Your task:
Pick out all lines in the listing holding the string "сроках" and copy them.
### The input
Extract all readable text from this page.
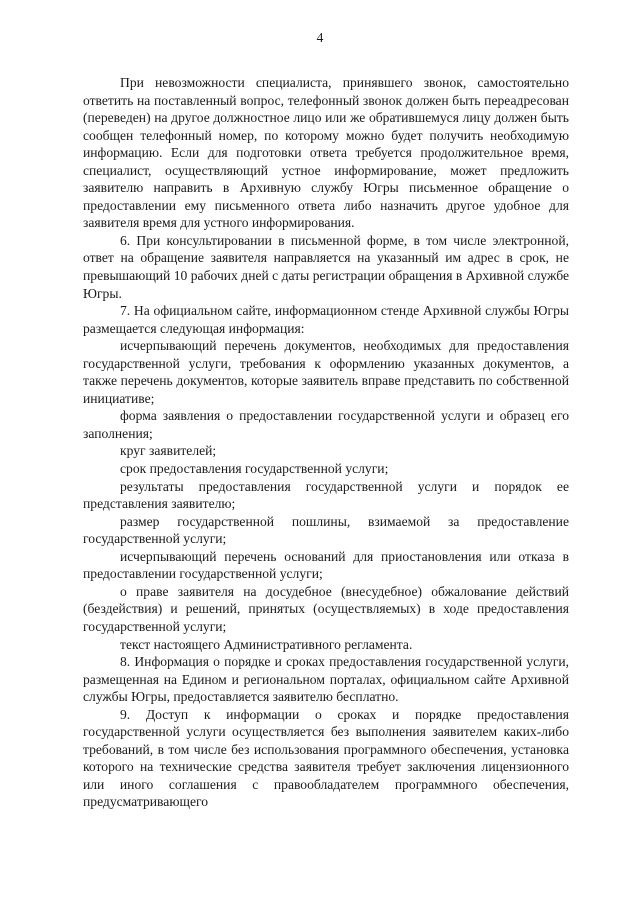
4

При невозможности специалиста, принявшего звонок, самостоятельно ответить на поставленный вопрос, телефонный звонок должен быть переадресован (переведен) на другое должностное лицо или же обратившемуся лицу должен быть сообщен телефонный номер, по которому можно будет получить необходимую информацию. Если для подготовки ответа требуется продолжительное время, специалист, осуществляющий устное информирование, может предложить заявителю направить в Архивную службу Югры письменное обращение о предоставлении ему письменного ответа либо назначить другое удобное для заявителя время для устного информирования.

6. При консультировании в письменной форме, в том числе электронной, ответ на обращение заявителя направляется на указанный им адрес в срок, не превышающий 10 рабочих дней с даты регистрации обращения в Архивной службе Югры.

7. На официальном сайте, информационном стенде Архивной службы Югры размещается следующая информация:

исчерпывающий перечень документов, необходимых для предоставления государственной услуги, требования к оформлению указанных документов, а также перечень документов, которые заявитель вправе представить по собственной инициативе;

форма заявления о предоставлении государственной услуги и образец его заполнения;

круг заявителей;

срок предоставления государственной услуги;

результаты предоставления государственной услуги и порядок ее представления заявителю;

размер государственной пошлины, взимаемой за предоставление государственной услуги;

исчерпывающий перечень оснований для приостановления или отказа в предоставлении государственной услуги;

о праве заявителя на досудебное (внесудебное) обжалование действий (бездействия) и решений, принятых (осуществляемых) в ходе предоставления государственной услуги;

текст настоящего Административного регламента.

8. Информация о порядке и сроках предоставления государственной услуги, размещенная на Едином и региональном порталах, официальном сайте Архивной службы Югры, предоставляется заявителю бесплатно.

9. Доступ к информации о сроках и порядке предоставления государственной услуги осуществляется без выполнения заявителем каких-либо требований, в том числе без использования программного обеспечения, установка которого на технические средства заявителя требует заключения лицензионного или иного соглашения с правообладателем программного обеспечения, предусматривающего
######
Result below:
8. Информация о порядке и сроках предоставления государственной услуги, размещенная на Едином и региональном порталах, официальном сайте Архивной службы Югры, предоставляется заявителю бесплатно.
9. Доступ к информации о сроках и порядке предоставления государственной услуги осуществляется без выполнения заявителем каких-либо требований, в том числе без использования программного обеспечения, установка которого на технические средства заявителя требует заключения лицензионного или иного соглашения с правообладателем программного обеспечения, предусматривающего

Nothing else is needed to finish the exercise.